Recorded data
%%
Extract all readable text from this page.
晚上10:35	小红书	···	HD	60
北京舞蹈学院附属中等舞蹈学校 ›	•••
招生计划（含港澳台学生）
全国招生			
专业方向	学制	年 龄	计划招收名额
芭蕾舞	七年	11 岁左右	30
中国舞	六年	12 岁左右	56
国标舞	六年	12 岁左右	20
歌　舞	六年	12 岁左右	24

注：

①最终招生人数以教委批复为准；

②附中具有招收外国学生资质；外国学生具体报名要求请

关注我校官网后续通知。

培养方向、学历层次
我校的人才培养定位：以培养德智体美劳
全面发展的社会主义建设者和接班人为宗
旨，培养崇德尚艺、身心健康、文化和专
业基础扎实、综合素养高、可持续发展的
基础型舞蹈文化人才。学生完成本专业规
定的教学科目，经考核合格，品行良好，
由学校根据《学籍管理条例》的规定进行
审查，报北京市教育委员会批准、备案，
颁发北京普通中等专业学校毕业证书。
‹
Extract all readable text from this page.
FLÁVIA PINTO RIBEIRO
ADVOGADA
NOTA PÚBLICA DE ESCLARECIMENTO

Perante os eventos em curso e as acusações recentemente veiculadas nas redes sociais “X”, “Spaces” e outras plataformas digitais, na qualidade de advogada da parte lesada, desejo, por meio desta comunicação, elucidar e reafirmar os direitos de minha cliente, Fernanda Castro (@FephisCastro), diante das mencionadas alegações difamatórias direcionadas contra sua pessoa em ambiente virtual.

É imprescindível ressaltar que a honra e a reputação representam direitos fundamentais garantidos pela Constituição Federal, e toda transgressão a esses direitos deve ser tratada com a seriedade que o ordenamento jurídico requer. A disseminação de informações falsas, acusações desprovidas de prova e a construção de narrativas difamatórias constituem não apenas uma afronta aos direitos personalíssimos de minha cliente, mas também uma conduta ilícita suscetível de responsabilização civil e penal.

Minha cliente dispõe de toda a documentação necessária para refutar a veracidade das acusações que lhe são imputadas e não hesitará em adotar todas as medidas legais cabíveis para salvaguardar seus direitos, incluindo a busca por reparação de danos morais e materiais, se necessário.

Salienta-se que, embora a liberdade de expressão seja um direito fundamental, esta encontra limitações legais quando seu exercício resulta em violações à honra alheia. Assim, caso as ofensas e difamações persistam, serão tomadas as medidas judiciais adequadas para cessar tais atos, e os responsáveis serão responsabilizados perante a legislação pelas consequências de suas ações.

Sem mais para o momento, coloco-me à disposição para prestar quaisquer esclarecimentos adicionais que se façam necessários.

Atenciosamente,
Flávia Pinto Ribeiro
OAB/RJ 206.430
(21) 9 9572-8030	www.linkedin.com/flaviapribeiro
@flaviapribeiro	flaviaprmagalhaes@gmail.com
%%
# PROBLEM:
Write out every entry above, word for word.

# OUTPUT BELOW:
Extract all readable text from this page.
晚上10:35	小红书	···	HD	60
北京舞蹈学院附属中等舞蹈学校 ›	•••
招生计划（含港澳台学生）
全国招生			
专业方向	学制	年 龄	计划招收名额
芭蕾舞	七年	11 岁左右	30
中国舞	六年	12 岁左右	56
国标舞	六年	12 岁左右	20
歌　舞	六年	12 岁左右	24

注：

①最终招生人数以教委批复为准；

②附中具有招收外国学生资质；外国学生具体报名要求请

关注我校官网后续通知。

培养方向、学历层次
我校的人才培养定位：以培养德智体美劳
全面发展的社会主义建设者和接班人为宗
旨，培养崇德尚艺、身心健康、文化和专
业基础扎实、综合素养高、可持续发展的
基础型舞蹈文化人才。学生完成本专业规
定的教学科目，经考核合格，品行良好，
由学校根据《学籍管理条例》的规定进行
审查，报北京市教育委员会批准、备案，
颁发北京普通中等专业学校毕业证书。
‹
Extract all readable text from this page.
FLÁVIA PINTO RIBEIRO
ADVOGADA
NOTA PÚBLICA DE ESCLARECIMENTO

Perante os eventos em curso e as acusações recentemente veiculadas nas redes sociais “X”, “Spaces” e outras plataformas digitais, na qualidade de advogada da parte lesada, desejo, por meio desta comunicação, elucidar e reafirmar os direitos de minha cliente, Fernanda Castro (@FephisCastro), diante das mencionadas alegações difamatórias direcionadas contra sua pessoa em ambiente virtual.

É imprescindível ressaltar que a honra e a reputação representam direitos fundamentais garantidos pela Constituição Federal, e toda transgressão a esses direitos deve ser tratada com a seriedade que o ordenamento jurídico requer. A disseminação de informações falsas, acusações desprovidas de prova e a construção de narrativas difamatórias constituem não apenas uma afronta aos direitos personalíssimos de minha cliente, mas também uma conduta ilícita suscetível de responsabilização civil e penal.

Minha cliente dispõe de toda a documentação necessária para refutar a veracidade das acusações que lhe são imputadas e não hesitará em adotar todas as medidas legais cabíveis para salvaguardar seus direitos, incluindo a busca por reparação de danos morais e materiais, se necessário.

Salienta-se que, embora a liberdade de expressão seja um direito fundamental, esta encontra limitações legais quando seu exercício resulta em violações à honra alheia. Assim, caso as ofensas e difamações persistam, serão tomadas as medidas judiciais adequadas para cessar tais atos, e os responsáveis serão responsabilizados perante a legislação pelas consequências de suas ações.

Sem mais para o momento, coloco-me à disposição para prestar quaisquer esclarecimentos adicionais que se façam necessários.

Atenciosamente,
Flávia Pinto Ribeiro
OAB/RJ 206.430
(21) 9 9572-8030	www.linkedin.com/flaviapribeiro
@flaviapribeiro	flaviaprmagalhaes@gmail.com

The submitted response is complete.